** Written request **
Return each line of the records with nothing changed, pictures excepted.

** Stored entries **

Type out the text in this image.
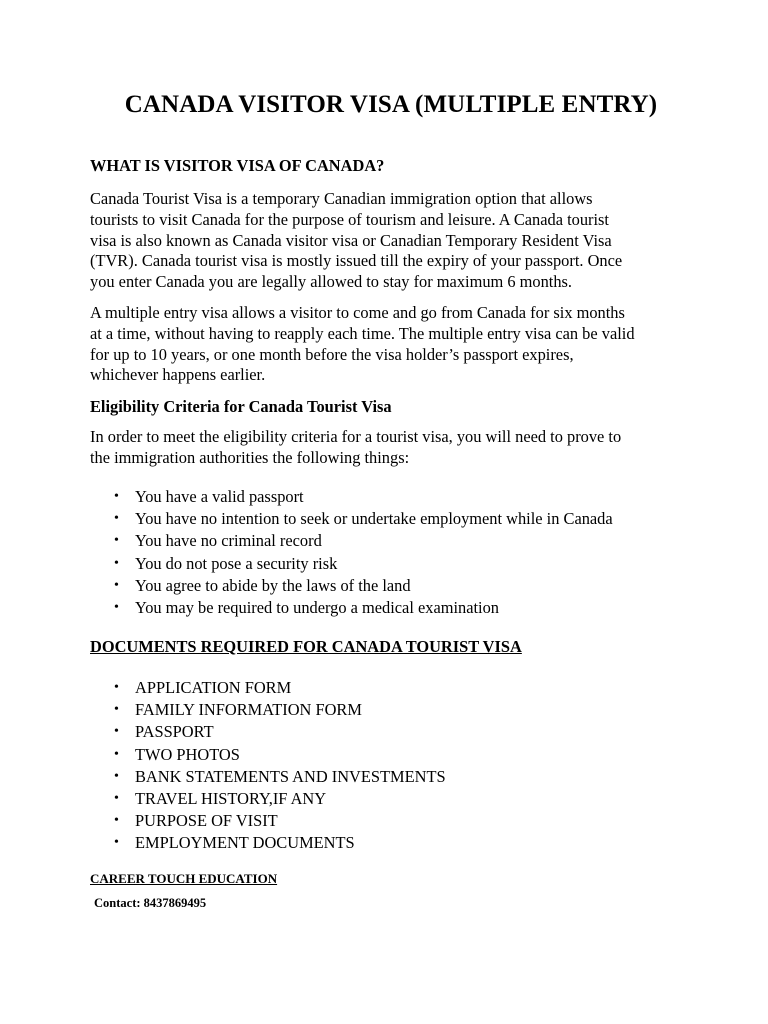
CANADA VISITOR VISA (MULTIPLE ENTRY)
WHAT IS VISITOR VISA OF CANADA?

Canada Tourist Visa is a temporary Canadian immigration option that allows
tourists to visit Canada for the purpose of tourism and leisure. A Canada tourist
visa is also known as Canada visitor visa or Canadian Temporary Resident Visa
(TVR). Canada tourist visa is mostly issued till the expiry of your passport. Once
you enter Canada you are legally allowed to stay for maximum 6 months.

A multiple entry visa allows a visitor to come and go from Canada for six months
at a time, without having to reapply each time. The multiple entry visa can be valid
for up to 10 years, or one month before the visa holder’s passport expires,
whichever happens earlier.

Eligibility Criteria for Canada Tourist Visa

In order to meet the eligibility criteria for a tourist visa, you will need to prove to
the immigration authorities the following things:

• You have a valid passport
• You have no intention to seek or undertake employment while in Canada
• You have no criminal record
• You do not pose a security risk
• You agree to abide by the laws of the land
• You may be required to undergo a medical examination
DOCUMENTS REQUIRED FOR CANADA TOURIST VISA
• APPLICATION FORM
• FAMILY INFORMATION FORM
• PASSPORT
• TWO PHOTOS
• BANK STATEMENTS AND INVESTMENTS
• TRAVEL HISTORY,IF ANY
• PURPOSE OF VISIT
• EMPLOYMENT DOCUMENTS
CAREER TOUCH EDUCATION
Contact: 8437869495
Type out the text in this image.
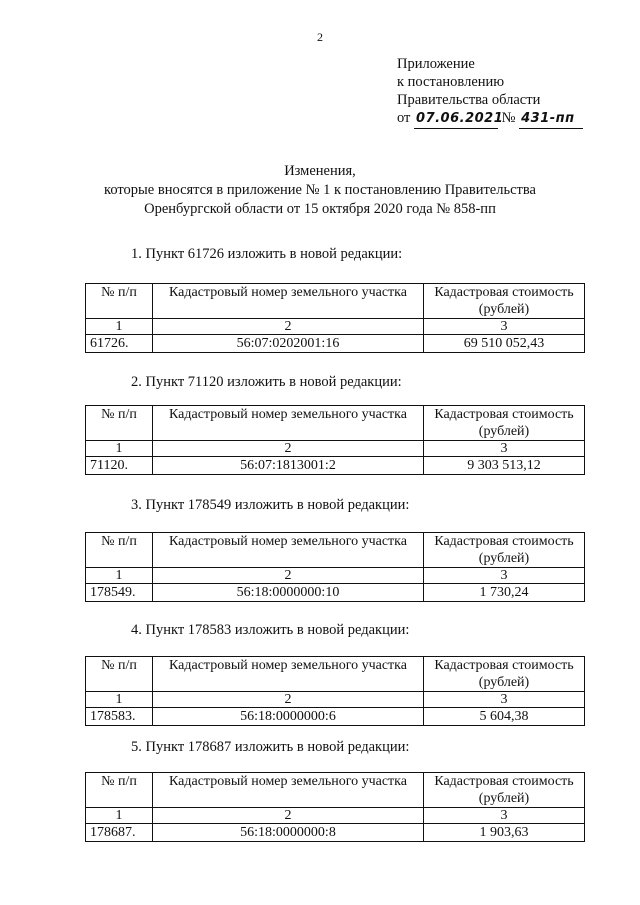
2
Приложение
к постановлению
Правительства области
от 07.06.2021 № 431-пп
Изменения,
которые вносятся в приложение № 1 к постановлению Правительства
Оренбургской области от 15 октября 2020 года № 858-пп
1. Пункт 61726 изложить в новой редакции:
№ п/п	Кадастровый номер земельного участка	Кадастровая стоимость
(рублей)

1	2	3
61726.	56:07:0202001:16	69 510 052,43
2. Пункт 71120 изложить в новой редакции:
№ п/п	Кадастровый номер земельного участка	Кадастровая стоимость
(рублей)

1	2	3
71120.	56:07:1813001:2	9 303 513,12
3. Пункт 178549 изложить в новой редакции:
№ п/п	Кадастровый номер земельного участка	Кадастровая стоимость
(рублей)

1	2	3
178549.	56:18:0000000:10	1 730,24
4. Пункт 178583 изложить в новой редакции:
№ п/п	Кадастровый номер земельного участка	Кадастровая стоимость
(рублей)

1	2	3
178583.	56:18:0000000:6	5 604,38
5. Пункт 178687 изложить в новой редакции:
№ п/п	Кадастровый номер земельного участка	Кадастровая стоимость
(рублей)

1	2	3
178687.	56:18:0000000:8	1 903,63
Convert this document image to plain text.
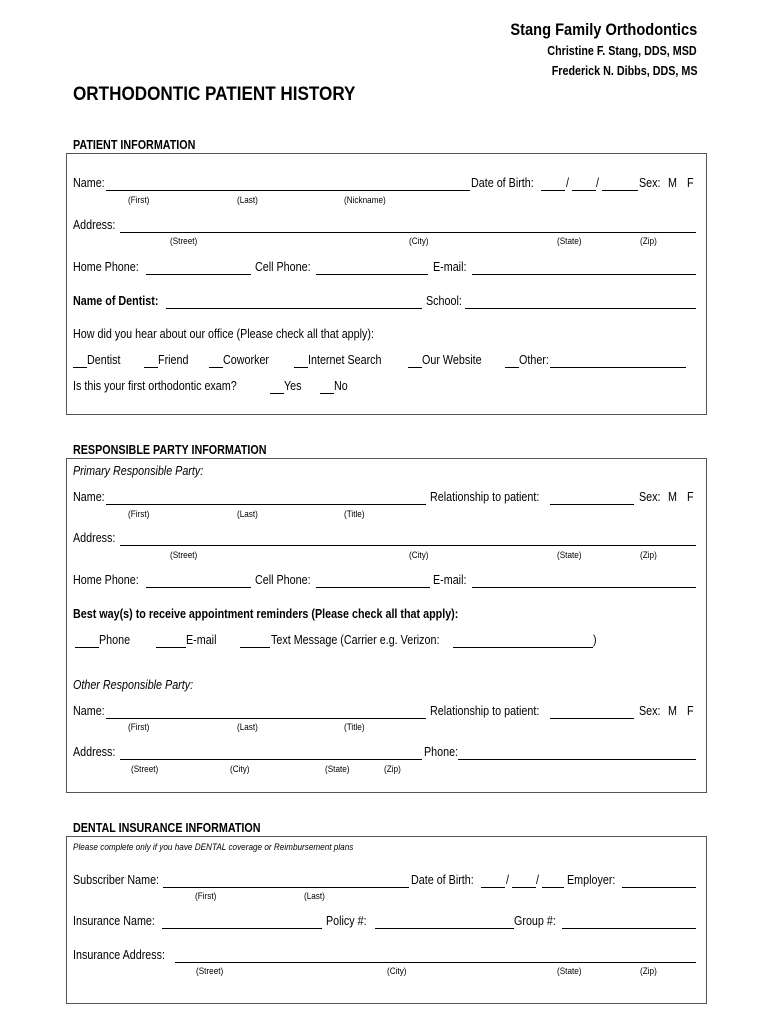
Stang Family Orthodontics
Christine F. Stang, DDS, MSD
Frederick N. Dibbs, DDS, MS
ORTHODONTIC PATIENT HISTORY
PATIENT INFORMATION
Name:	Date of Birth:	/ /	Sex: M F
(First)	(Last)	(Nickname)
Address:
(Street)	(City)	(State)	(Zip)
Home Phone:	Cell Phone:	E-mail:
Name of Dentist:	School:
How did you hear about our office (Please check all that apply):
Dentist	Friend	Coworker	Internet Search	Our Website	Other:
Is this your first orthodontic exam?	Yes	No
RESPONSIBLE PARTY INFORMATION
Primary Responsible Party:
Name:	Relationship to patient:	Sex: M F
(First)	(Last)	(Title)
Address:
(Street)	(City)	(State)	(Zip)
Home Phone:	Cell Phone:	E-mail:
Best way(s) to receive appointment reminders (Please check all that apply):
Phone	E-mail	Text Message (Carrier e.g. Verizon:	)
Other Responsible Party:
Name:	Relationship to patient:	Sex: M F
(First)	(Last)	(Title)
Address:	Phone:
(Street)	(City)	(State)	(Zip)
DENTAL INSURANCE INFORMATION
Please complete only if you have DENTAL coverage or Reimbursement plans
Subscriber Name:	Date of Birth:	/ / Employer:
(First)	(Last)
Insurance Name:	Policy #:	Group #:
Insurance Address:
(Street)	(City)	(State)	(Zip)
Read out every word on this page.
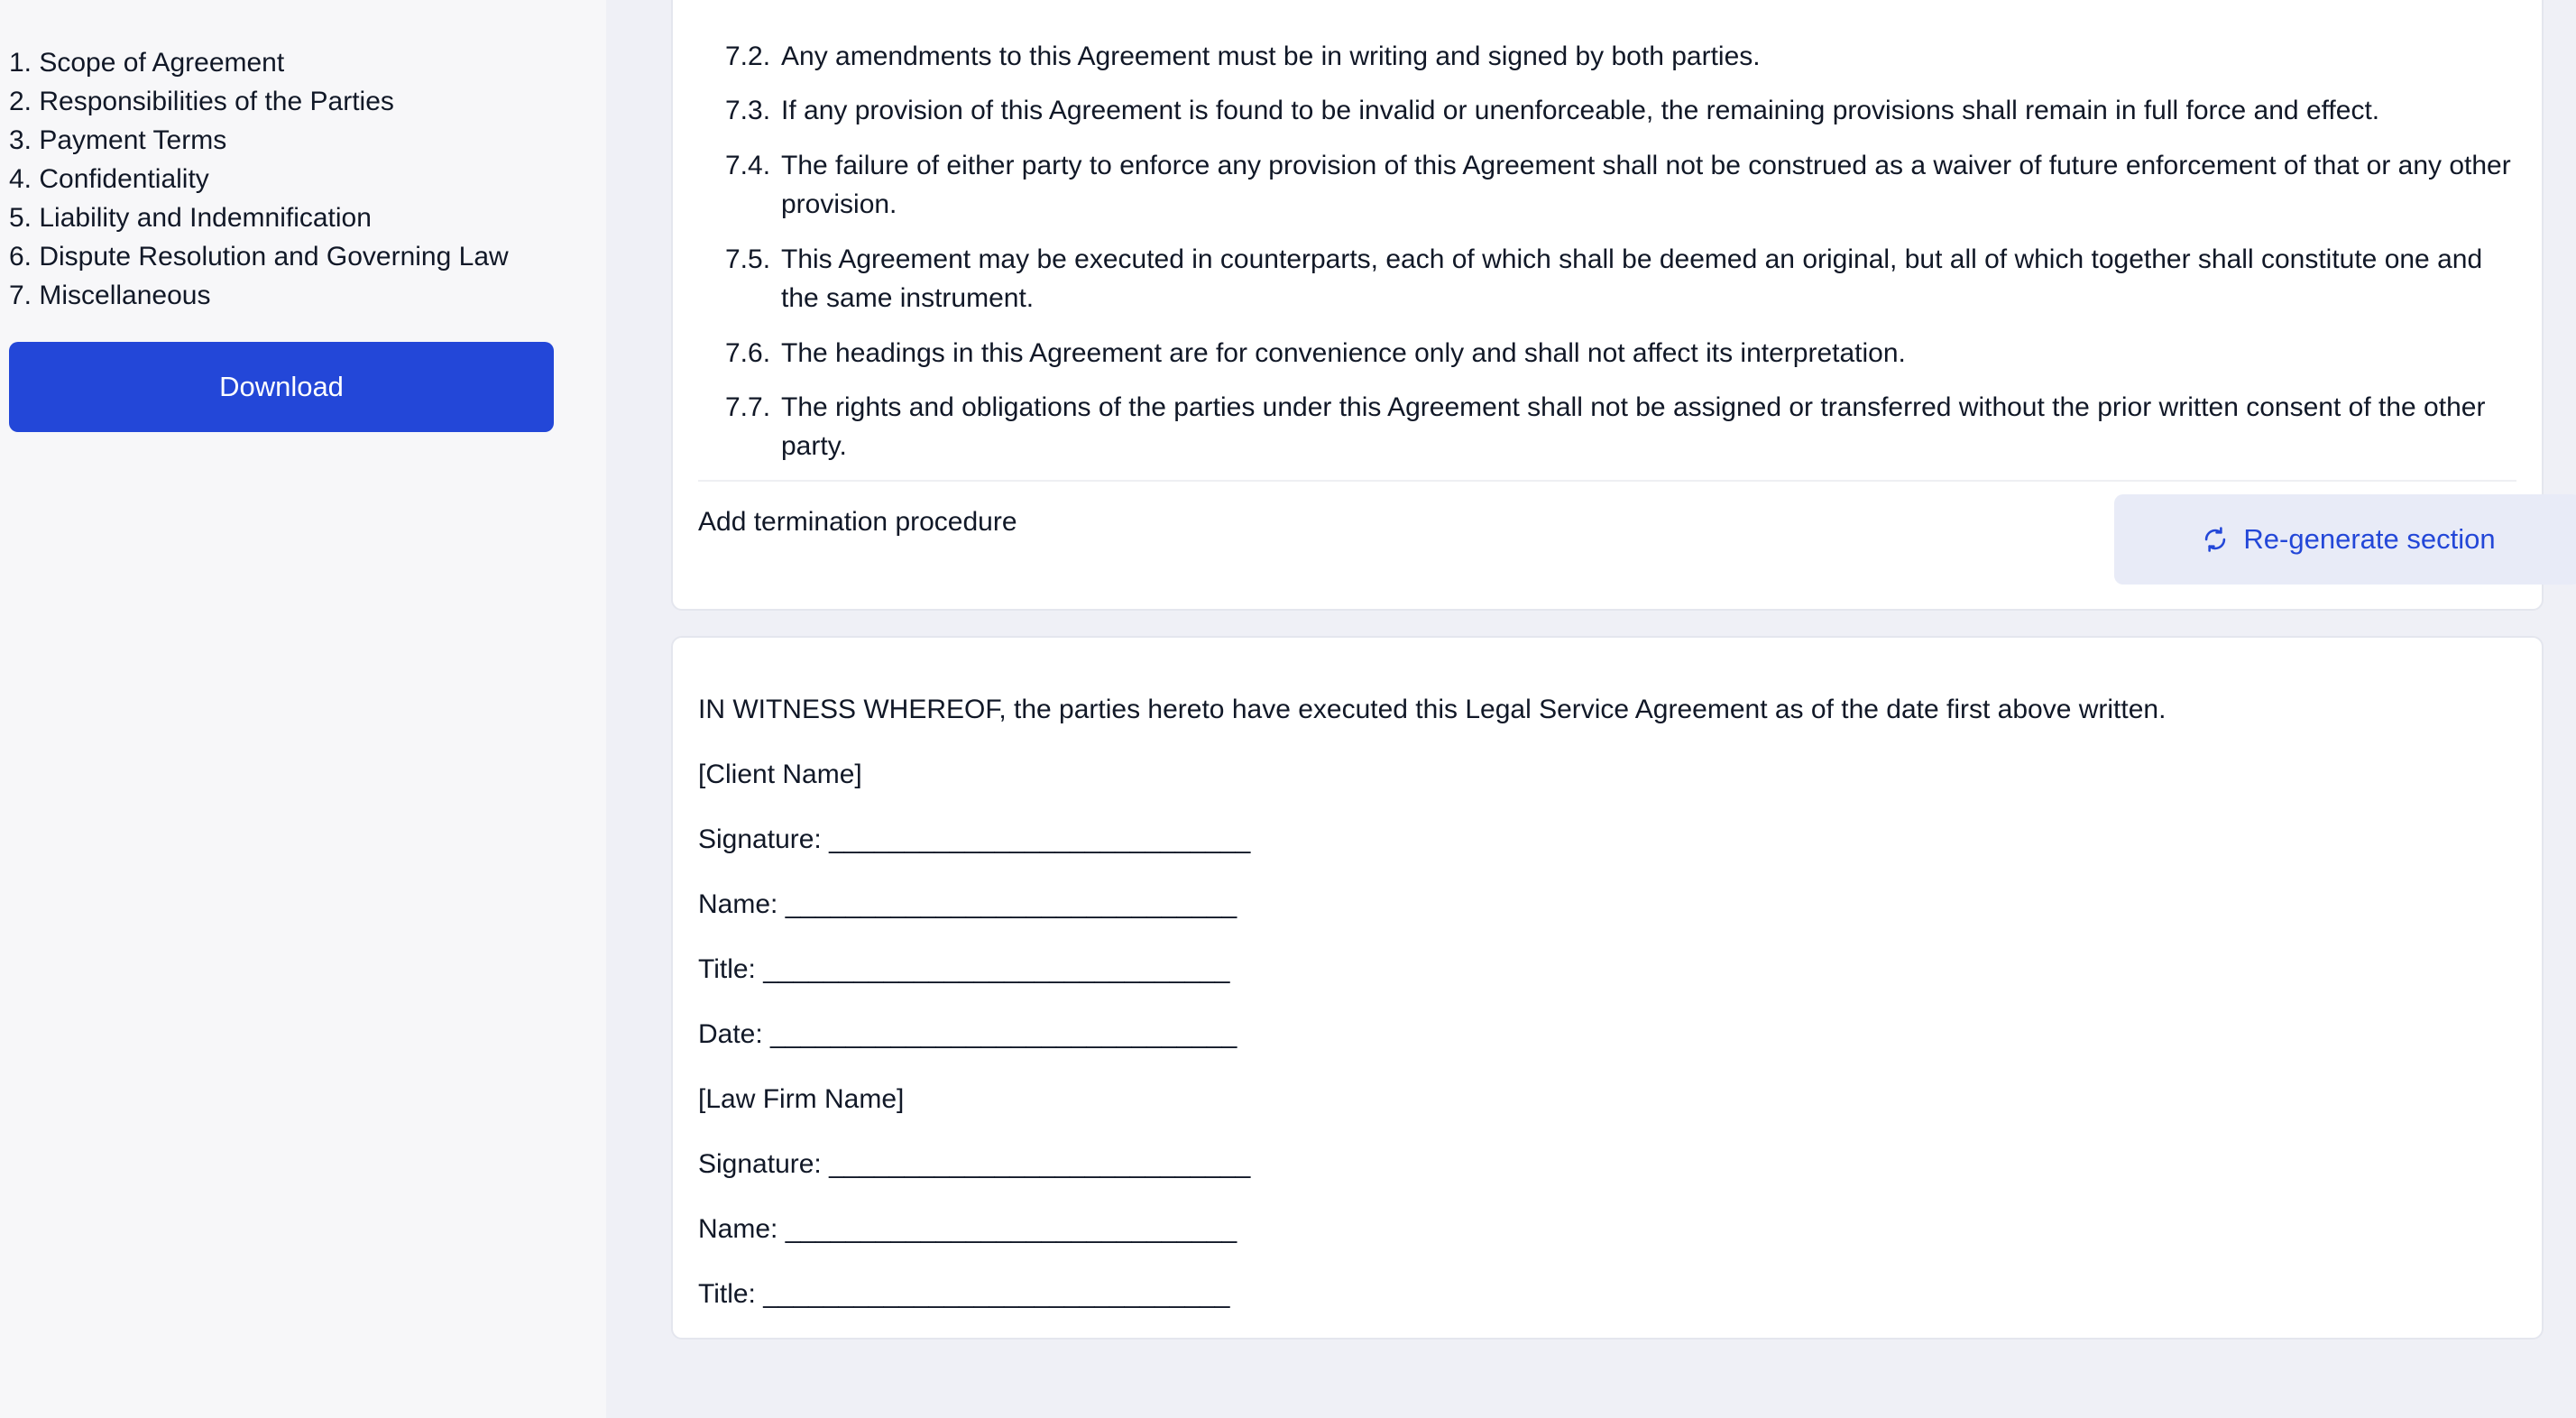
1. Scope of Agreement
2. Responsibilities of the Parties
3. Payment Terms
4. Confidentiality
5. Liability and Indemnification
6. Dispute Resolution and Governing Law
7. Miscellaneous
Download
7.2. Any amendments to this Agreement must be in writing and signed by both parties.
7.3. If any provision of this Agreement is found to be invalid or unenforceable, the remaining provisions shall remain in full force and effect.
7.4. The failure of either party to enforce any provision of this Agreement shall not be construed as a waiver of future enforcement of that or any other provision.
7.5. This Agreement may be executed in counterparts, each of which shall be deemed an original, but all of which together shall constitute one and the same instrument.
7.6. The headings in this Agreement are for convenience only and shall not affect its interpretation.
7.7. The rights and obligations of the parties under this Agreement shall not be assigned or transferred without the prior written consent of the other party.
Add termination procedure
Re-generate section
IN WITNESS WHEREOF, the parties hereto have executed this Legal Service Agreement as of the date first above written.
[Client Name]
Signature: ____________________________
Name: ______________________________
Title: _______________________________
Date: _______________________________
[Law Firm Name]
Signature: ____________________________
Name: ______________________________
Title: _______________________________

** Correct output **
Type out the text in this image.
CANADA VISITOR VISA (MULTIPLE ENTRY)
WHAT IS VISITOR VISA OF CANADA?

Canada Tourist Visa is a temporary Canadian immigration option that allows
tourists to visit Canada for the purpose of tourism and leisure. A Canada tourist
visa is also known as Canada visitor visa or Canadian Temporary Resident Visa
(TVR). Canada tourist visa is mostly issued till the expiry of your passport. Once
you enter Canada you are legally allowed to stay for maximum 6 months.

A multiple entry visa allows a visitor to come and go from Canada for six months
at a time, without having to reapply each time. The multiple entry visa can be valid
for up to 10 years, or one month before the visa holder’s passport expires,
whichever happens earlier.

Eligibility Criteria for Canada Tourist Visa

In order to meet the eligibility criteria for a tourist visa, you will need to prove to
the immigration authorities the following things:

• You have a valid passport
• You have no intention to seek or undertake employment while in Canada
• You have no criminal record
• You do not pose a security risk
• You agree to abide by the laws of the land
• You may be required to undergo a medical examination
DOCUMENTS REQUIRED FOR CANADA TOURIST VISA
• APPLICATION FORM
• FAMILY INFORMATION FORM
• PASSPORT
• TWO PHOTOS
• BANK STATEMENTS AND INVESTMENTS
• TRAVEL HISTORY,IF ANY
• PURPOSE OF VISIT
• EMPLOYMENT DOCUMENTS
CAREER TOUCH EDUCATION
Contact: 8437869495
Type out the text in this image.
2
Приложение
к постановлению
Правительства области
от 07.06.2021 № 431-пп
Изменения,
которые вносятся в приложение № 1 к постановлению Правительства
Оренбургской области от 15 октября 2020 года № 858-пп
1. Пункт 61726 изложить в новой редакции:
№ п/п	Кадастровый номер земельного участка	Кадастровая стоимость
(рублей)

1	2	3
61726.	56:07:0202001:16	69 510 052,43
2. Пункт 71120 изложить в новой редакции:
№ п/п	Кадастровый номер земельного участка	Кадастровая стоимость
(рублей)

1	2	3
71120.	56:07:1813001:2	9 303 513,12
3. Пункт 178549 изложить в новой редакции:
№ п/п	Кадастровый номер земельного участка	Кадастровая стоимость
(рублей)

1	2	3
178549.	56:18:0000000:10	1 730,24
4. Пункт 178583 изложить в новой редакции:
№ п/п	Кадастровый номер земельного участка	Кадастровая стоимость
(рублей)

1	2	3
178583.	56:18:0000000:6	5 604,38
5. Пункт 178687 изложить в новой редакции:
№ п/п	Кадастровый номер земельного участка	Кадастровая стоимость
(рублей)

1	2	3
178687.	56:18:0000000:8	1 903,63
Convert this document image to plain text.
Stang Family Orthodontics
Christine F. Stang, DDS, MSD
Frederick N. Dibbs, DDS, MS
ORTHODONTIC PATIENT HISTORY
PATIENT INFORMATION
Name:	Date of Birth:	/ /	Sex: M F
(First)	(Last)	(Nickname)
Address:
(Street)	(City)	(State)	(Zip)
Home Phone:	Cell Phone:	E-mail:
Name of Dentist:	School:
How did you hear about our office (Please check all that apply):
Dentist	Friend	Coworker	Internet Search	Our Website	Other:
Is this your first orthodontic exam?	Yes	No
RESPONSIBLE PARTY INFORMATION
Primary Responsible Party:
Name:	Relationship to patient:	Sex: M F
(First)	(Last)	(Title)
Address:
(Street)	(City)	(State)	(Zip)
Home Phone:	Cell Phone:	E-mail:
Best way(s) to receive appointment reminders (Please check all that apply):
Phone	E-mail	Text Message (Carrier e.g. Verizon:	)
Other Responsible Party:
Name:	Relationship to patient:	Sex: M F
(First)	(Last)	(Title)
Address:	Phone:
(Street)	(City)	(State)	(Zip)
DENTAL INSURANCE INFORMATION
Please complete only if you have DENTAL coverage or Reimbursement plans
Subscriber Name:	Date of Birth:	/ / Employer:
(First)	(Last)
Insurance Name:	Policy #:	Group #:
Insurance Address:
(Street)	(City)	(State)	(Zip)
Read out every word on this page.
1. Scope of Agreement
2. Responsibilities of the Parties
3. Payment Terms
4. Confidentiality
5. Liability and Indemnification
6. Dispute Resolution and Governing Law
7. Miscellaneous
Download
7.2. Any amendments to this Agreement must be in writing and signed by both parties.
7.3. If any provision of this Agreement is found to be invalid or unenforceable, the remaining provisions shall remain in full force and effect.
7.4. The failure of either party to enforce any provision of this Agreement shall not be construed as a waiver of future enforcement of that or any other provision.
7.5. This Agreement may be executed in counterparts, each of which shall be deemed an original, but all of which together shall constitute one and the same instrument.
7.6. The headings in this Agreement are for convenience only and shall not affect its interpretation.
7.7. The rights and obligations of the parties under this Agreement shall not be assigned or transferred without the prior written consent of the other party.
Add termination procedure
Re-generate section
IN WITNESS WHEREOF, the parties hereto have executed this Legal Service Agreement as of the date first above written.
[Client Name]
Signature: ____________________________
Name: ______________________________
Title: _______________________________
Date: _______________________________
[Law Firm Name]
Signature: ____________________________
Name: ______________________________
Title: _______________________________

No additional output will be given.